## Document passage
Thursday, August 25, 2011

The Summer Day by Mary Oliver

The Summer Day
By Mary Oliver

Who made the world?
Who made the swan, and the black bear?
Who made the grasshopper?
This grasshopper, I mean-
the one who has flung herself out of the grass,
the one who is eating sugar out of my hand,
who is moving her jaws back and forth instead of up and down-
who is gazing around with her enormous and complicated eyes.
Now she lifts her pale forearms and thoroughly washes her face.
Now she snaps her wings open, and floats away.
I don't know exactly what a prayer is.
I do know how to pay attention, how to fall down
into the grass, how to kneel down in the grass,
how to be idle and blessed, how to stroll through the fields,
which is what I have been doing all day.
Tell me, what else should I have done?
Doesn't everything die at last, and too soon?
Tell me, what is it you plan to do
with your one wild and precious life?

My house spider, suspended on her delicate web.


Wine and Words said...

I loved the poem. I wanted her to say at the end, it was a prayer...this walking through the grass, this focused attention on creation...I wanted her to discover it was prayer. So lovely. And then the spider. Awww Marion. Did you have to?

Love you!

erin said...

marion! i printed this poem out for the staff board this summer. we've never had pictures of our students but so many have come and gone and i remember too few. it was selfish but i wanted a means to remember their young faces and so i took pictures of everyone. and so i printed out the poem, which i planned to put in the bottom right corner, and i put as the header, a question to all of us, "Tell me, what is it you plan to do with your one wild and precious life?" the other adults at work thought the poem was gratuitous or silly but the question remains above all of our faces, "what is it you plan to do with your one wild and precious life?"

how far we are from most other people, marion, to hold this poem with such value. and how this saddens me, while yet the poem gives me hope.


Marion said...

Annie, I see most poems as prayers to language. I know you don't like spiders. Thank God you didn't visit me in the summer because I have them all around the yard/carport. I won't let Ray kill them. I love, love, love my harmless house spiders except that they eat the occasional dragonfly. I respect them and they don't bite me. LOL! xoxo

Erin, I know and it's sad that so many people don't read or 'get' poetry. We have an "otherness" that most people don't have and don't understand. I thank God daily for the many poetry-loving friends I've found on the 'Net. My hand to your heart and to Annie's. I love you both so much. xoxo

Ben Ditty said...

Awe, how long have you had your house spider? :)

Ed Pilolla said...

oliver is so country smart, if that's an expression at all. she knows so much through innocence and experience. she knows the power of questions.

## Data shown
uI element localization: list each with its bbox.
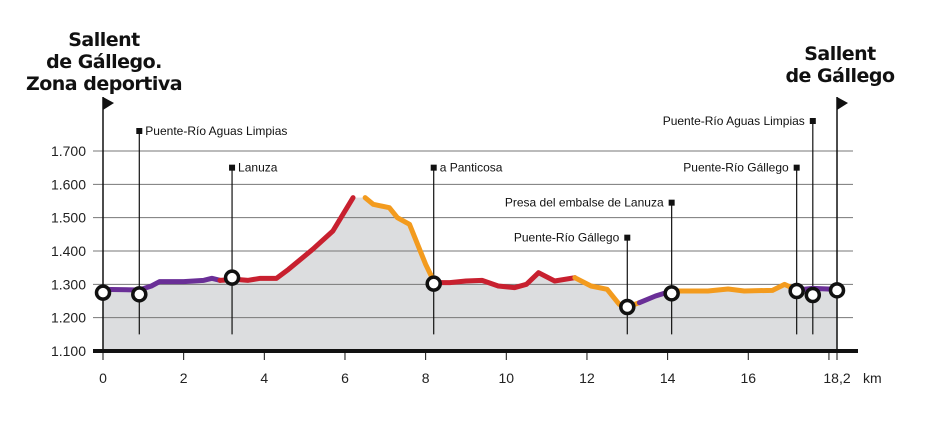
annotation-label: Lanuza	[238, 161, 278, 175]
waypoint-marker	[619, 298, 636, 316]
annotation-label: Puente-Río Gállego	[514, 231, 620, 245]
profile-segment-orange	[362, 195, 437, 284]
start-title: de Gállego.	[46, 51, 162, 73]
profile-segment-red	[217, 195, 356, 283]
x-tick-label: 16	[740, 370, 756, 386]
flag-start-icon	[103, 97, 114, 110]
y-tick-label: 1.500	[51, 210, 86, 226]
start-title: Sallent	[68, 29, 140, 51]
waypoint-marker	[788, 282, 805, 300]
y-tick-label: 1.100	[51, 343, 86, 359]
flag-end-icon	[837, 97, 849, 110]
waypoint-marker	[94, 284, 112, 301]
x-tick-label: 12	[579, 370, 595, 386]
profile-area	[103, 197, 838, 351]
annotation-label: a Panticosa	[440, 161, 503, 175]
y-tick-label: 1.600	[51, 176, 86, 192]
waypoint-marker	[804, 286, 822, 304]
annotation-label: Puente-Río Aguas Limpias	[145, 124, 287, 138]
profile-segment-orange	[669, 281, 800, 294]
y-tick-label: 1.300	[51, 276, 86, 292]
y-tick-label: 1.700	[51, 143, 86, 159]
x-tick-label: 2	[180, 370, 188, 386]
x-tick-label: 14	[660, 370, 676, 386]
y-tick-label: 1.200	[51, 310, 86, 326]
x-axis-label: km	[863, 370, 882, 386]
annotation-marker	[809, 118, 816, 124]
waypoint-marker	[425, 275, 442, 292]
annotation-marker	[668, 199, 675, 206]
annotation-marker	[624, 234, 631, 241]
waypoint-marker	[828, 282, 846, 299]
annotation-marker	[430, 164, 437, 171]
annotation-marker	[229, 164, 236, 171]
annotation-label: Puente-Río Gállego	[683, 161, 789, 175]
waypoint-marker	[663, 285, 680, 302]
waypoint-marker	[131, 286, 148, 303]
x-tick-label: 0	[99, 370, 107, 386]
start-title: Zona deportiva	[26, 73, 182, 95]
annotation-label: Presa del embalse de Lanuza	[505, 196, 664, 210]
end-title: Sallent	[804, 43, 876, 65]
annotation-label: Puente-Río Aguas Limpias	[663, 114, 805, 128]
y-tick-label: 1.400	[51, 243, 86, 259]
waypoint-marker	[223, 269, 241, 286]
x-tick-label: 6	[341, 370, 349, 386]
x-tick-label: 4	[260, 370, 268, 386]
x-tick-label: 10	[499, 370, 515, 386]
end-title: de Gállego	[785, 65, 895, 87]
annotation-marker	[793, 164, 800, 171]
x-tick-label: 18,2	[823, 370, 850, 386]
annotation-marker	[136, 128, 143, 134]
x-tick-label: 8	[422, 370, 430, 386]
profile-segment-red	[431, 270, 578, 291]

* * *

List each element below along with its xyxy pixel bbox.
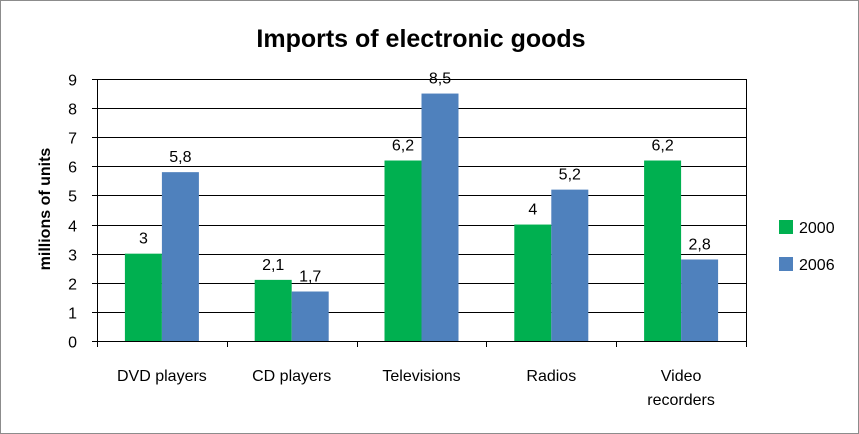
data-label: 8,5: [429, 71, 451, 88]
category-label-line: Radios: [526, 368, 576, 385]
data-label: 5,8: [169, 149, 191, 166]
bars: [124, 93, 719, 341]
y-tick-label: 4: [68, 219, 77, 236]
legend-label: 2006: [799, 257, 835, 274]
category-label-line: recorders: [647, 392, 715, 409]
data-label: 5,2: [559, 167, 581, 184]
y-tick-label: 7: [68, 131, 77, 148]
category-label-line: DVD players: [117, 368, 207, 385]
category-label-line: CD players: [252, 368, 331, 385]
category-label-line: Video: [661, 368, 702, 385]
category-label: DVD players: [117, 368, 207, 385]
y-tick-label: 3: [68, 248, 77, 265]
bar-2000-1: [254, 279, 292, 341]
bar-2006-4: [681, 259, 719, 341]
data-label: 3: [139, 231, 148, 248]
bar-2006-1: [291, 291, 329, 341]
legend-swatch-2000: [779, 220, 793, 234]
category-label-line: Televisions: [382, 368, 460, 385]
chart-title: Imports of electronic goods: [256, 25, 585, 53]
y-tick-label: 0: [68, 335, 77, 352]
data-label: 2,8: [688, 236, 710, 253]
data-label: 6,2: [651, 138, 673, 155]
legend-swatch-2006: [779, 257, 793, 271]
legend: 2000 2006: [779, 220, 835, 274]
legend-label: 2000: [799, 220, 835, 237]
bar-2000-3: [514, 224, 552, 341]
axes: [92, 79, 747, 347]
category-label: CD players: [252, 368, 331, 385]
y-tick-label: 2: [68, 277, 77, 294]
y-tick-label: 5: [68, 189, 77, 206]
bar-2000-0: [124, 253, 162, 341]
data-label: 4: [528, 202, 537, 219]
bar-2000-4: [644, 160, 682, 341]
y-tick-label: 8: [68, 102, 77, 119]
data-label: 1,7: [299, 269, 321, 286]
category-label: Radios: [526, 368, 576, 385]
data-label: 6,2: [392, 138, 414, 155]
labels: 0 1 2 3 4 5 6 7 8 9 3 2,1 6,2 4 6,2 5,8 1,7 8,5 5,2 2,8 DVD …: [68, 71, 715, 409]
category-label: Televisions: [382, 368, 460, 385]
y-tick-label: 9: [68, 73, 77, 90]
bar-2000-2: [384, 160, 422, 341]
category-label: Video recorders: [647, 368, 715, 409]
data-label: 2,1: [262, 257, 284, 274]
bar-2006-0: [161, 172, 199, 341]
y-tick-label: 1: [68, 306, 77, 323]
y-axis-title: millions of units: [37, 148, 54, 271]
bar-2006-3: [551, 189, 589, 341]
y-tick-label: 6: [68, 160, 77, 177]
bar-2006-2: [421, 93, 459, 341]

==

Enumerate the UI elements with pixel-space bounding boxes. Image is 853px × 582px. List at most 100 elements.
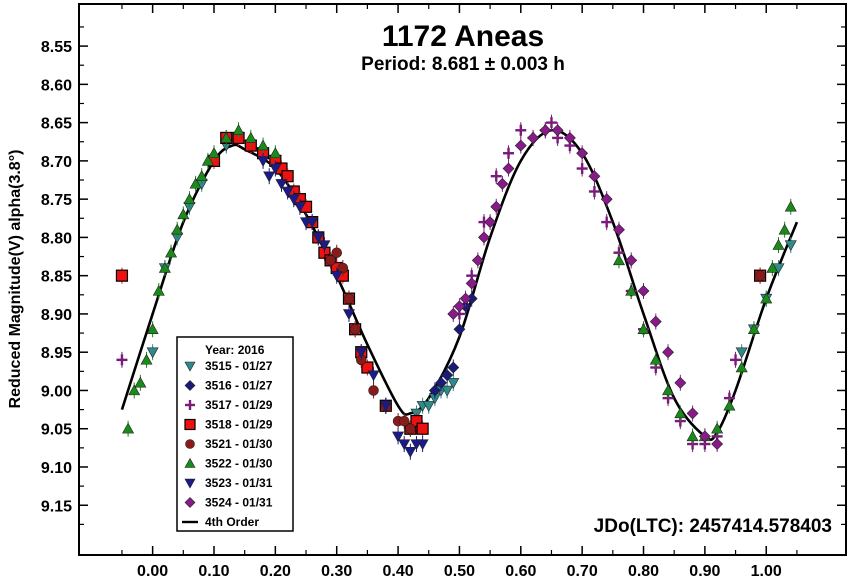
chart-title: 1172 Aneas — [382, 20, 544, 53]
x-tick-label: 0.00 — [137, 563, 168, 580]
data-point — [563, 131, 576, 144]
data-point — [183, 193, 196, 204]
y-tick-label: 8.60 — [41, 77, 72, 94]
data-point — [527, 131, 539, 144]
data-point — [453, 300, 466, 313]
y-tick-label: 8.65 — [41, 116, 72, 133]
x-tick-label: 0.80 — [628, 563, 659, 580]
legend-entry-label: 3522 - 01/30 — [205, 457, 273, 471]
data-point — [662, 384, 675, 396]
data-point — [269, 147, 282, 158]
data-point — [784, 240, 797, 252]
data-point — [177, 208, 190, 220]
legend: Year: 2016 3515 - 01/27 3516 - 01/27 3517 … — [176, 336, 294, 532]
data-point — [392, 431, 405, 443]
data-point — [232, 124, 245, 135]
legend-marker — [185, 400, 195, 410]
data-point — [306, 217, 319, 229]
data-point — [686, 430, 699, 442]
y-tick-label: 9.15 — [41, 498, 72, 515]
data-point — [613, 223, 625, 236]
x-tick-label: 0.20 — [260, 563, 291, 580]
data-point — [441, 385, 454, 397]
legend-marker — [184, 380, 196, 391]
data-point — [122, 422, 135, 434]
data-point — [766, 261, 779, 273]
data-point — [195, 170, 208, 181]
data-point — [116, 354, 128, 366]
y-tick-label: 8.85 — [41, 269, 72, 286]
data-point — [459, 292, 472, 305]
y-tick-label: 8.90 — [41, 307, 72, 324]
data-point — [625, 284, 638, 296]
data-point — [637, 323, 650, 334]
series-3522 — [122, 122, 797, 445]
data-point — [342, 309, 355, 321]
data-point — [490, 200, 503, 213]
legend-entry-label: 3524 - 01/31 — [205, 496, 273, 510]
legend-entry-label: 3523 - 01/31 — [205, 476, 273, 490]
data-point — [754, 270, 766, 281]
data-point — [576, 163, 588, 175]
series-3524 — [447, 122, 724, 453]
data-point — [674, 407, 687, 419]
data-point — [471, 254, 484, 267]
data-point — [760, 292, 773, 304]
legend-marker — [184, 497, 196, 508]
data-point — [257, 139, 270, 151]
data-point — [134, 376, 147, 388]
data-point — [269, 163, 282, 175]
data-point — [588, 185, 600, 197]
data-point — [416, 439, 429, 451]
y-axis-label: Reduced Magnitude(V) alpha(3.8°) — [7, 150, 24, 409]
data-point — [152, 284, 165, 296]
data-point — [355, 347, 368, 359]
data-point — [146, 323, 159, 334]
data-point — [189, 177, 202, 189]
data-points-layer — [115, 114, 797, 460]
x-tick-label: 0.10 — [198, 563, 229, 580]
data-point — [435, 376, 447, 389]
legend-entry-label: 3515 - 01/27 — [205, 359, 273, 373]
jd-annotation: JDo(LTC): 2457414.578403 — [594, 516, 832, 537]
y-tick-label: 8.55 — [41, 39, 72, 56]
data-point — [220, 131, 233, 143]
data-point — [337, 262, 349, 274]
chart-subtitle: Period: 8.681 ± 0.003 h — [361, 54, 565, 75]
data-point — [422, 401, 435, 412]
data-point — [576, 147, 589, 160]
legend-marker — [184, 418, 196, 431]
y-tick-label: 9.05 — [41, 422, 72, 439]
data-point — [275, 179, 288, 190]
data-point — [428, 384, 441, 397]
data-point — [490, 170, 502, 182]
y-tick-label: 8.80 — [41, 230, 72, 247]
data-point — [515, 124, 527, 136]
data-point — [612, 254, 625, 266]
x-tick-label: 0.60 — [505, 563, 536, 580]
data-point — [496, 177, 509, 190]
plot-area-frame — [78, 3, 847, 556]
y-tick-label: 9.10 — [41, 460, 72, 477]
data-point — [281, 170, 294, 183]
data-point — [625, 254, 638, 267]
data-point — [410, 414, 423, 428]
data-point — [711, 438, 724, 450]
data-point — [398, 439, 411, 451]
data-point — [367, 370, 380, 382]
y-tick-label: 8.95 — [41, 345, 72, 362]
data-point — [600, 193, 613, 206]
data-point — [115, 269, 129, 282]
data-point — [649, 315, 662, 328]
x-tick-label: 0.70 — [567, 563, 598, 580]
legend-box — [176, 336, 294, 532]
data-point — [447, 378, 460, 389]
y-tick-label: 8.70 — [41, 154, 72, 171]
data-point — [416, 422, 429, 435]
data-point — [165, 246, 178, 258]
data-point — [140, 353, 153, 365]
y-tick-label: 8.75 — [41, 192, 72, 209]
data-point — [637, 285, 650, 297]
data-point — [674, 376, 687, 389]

## Things to do
**1)** Give the names of everyone who left a comment on the blog post about "The Summer Day."
**2)** Quote the blog post about "The Summer Day" word for word, everything from "The Summer Day by" down to "and complicated eyes.".
The listing comes from a source separate from the blog post.

## Results by task
**1)**
- Wine and Words
- erin
- Marion
- Ben Ditty
- Ed Pilolla

**2)**
The Summer Day by Mary Oliver

The Summer Day
By Mary Oliver

Who made the world?
Who made the swan, and the black bear?
Who made the grasshopper?
This grasshopper, I mean-
the one who has flung herself out of the grass,
the one who is eating sugar out of my hand,
who is moving her jaws back and forth instead of up and down-
who is gazing around with her enormous and complicated eyes.